# [SHORT PROBLEM]
The listing below should be printed exactly, every line of it. Skip the pictures.

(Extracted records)
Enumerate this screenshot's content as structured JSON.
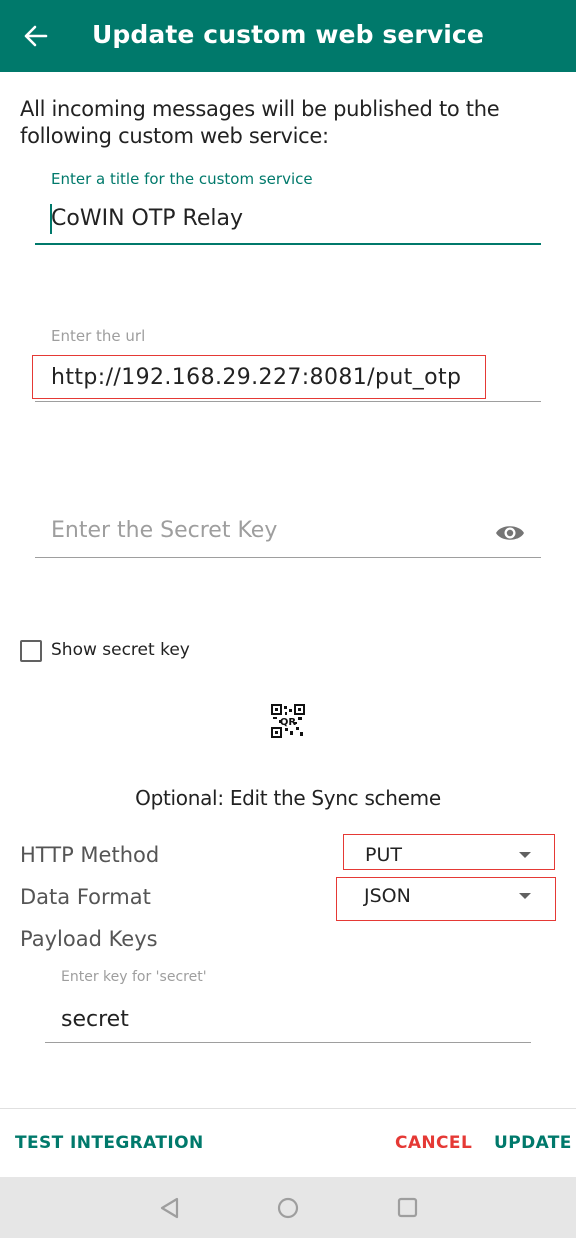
{
  "appbar": {
    "title": "Update custom web service",
    "back_icon": "arrow-back-icon",
    "color": "#00796b"
  },
  "intro_text": "All incoming messages will be published to the following custom web service:",
  "title_field": {
    "label": "Enter a title for the custom service",
    "value": "CoWIN OTP Relay"
  },
  "url_field": {
    "label": "Enter the url",
    "value": "http://192.168.29.227:8081/put_otp"
  },
  "secret_field": {
    "placeholder": "Enter the Secret Key",
    "toggle_icon": "eye-icon"
  },
  "show_secret": {
    "label": "Show secret key",
    "checked": false
  },
  "qr_icon": "qr-code-icon",
  "sync": {
    "heading": "Optional: Edit the Sync scheme",
    "http_method_label": "HTTP Method",
    "http_method_value": "PUT",
    "data_format_label": "Data Format",
    "data_format_value": "JSON",
    "payload_keys_label": "Payload Keys",
    "secret_key_label": "Enter key for 'secret'",
    "secret_key_value": "secret"
  },
  "actions": {
    "test": "TEST INTEGRATION",
    "cancel": "CANCEL",
    "update": "UPDATE"
  },
  "colors": {
    "accent": "#00796b",
    "cancel": "#e53935",
    "highlight": "#e53935"
  },
  "navbar": {
    "back_icon": "nav-back-icon",
    "home_icon": "nav-home-icon",
    "recents_icon": "nav-recents-icon"
  }
}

# [EXERCISE RESPONSE]
Enumerate this screenshot's content as structured JSON.
{
  "appbar": {
    "title": "Update custom web service",
    "back_icon": "arrow-back-icon",
    "color": "#00796b"
  },
  "intro_text": "All incoming messages will be published to the following custom web service:",
  "title_field": {
    "label": "Enter a title for the custom service",
    "value": "CoWIN OTP Relay"
  },
  "url_field": {
    "label": "Enter the url",
    "value": "http://192.168.29.227:8081/put_otp"
  },
  "secret_field": {
    "placeholder": "Enter the Secret Key",
    "toggle_icon": "eye-icon"
  },
  "show_secret": {
    "label": "Show secret key",
    "checked": false
  },
  "qr_icon": "qr-code-icon",
  "sync": {
    "heading": "Optional: Edit the Sync scheme",
    "http_method_label": "HTTP Method",
    "http_method_value": "PUT",
    "data_format_label": "Data Format",
    "data_format_value": "JSON",
    "payload_keys_label": "Payload Keys",
    "secret_key_label": "Enter key for 'secret'",
    "secret_key_value": "secret"
  },
  "actions": {
    "test": "TEST INTEGRATION",
    "cancel": "CANCEL",
    "update": "UPDATE"
  },
  "colors": {
    "accent": "#00796b",
    "cancel": "#e53935",
    "highlight": "#e53935"
  },
  "navbar": {
    "back_icon": "nav-back-icon",
    "home_icon": "nav-home-icon",
    "recents_icon": "nav-recents-icon"
  }
}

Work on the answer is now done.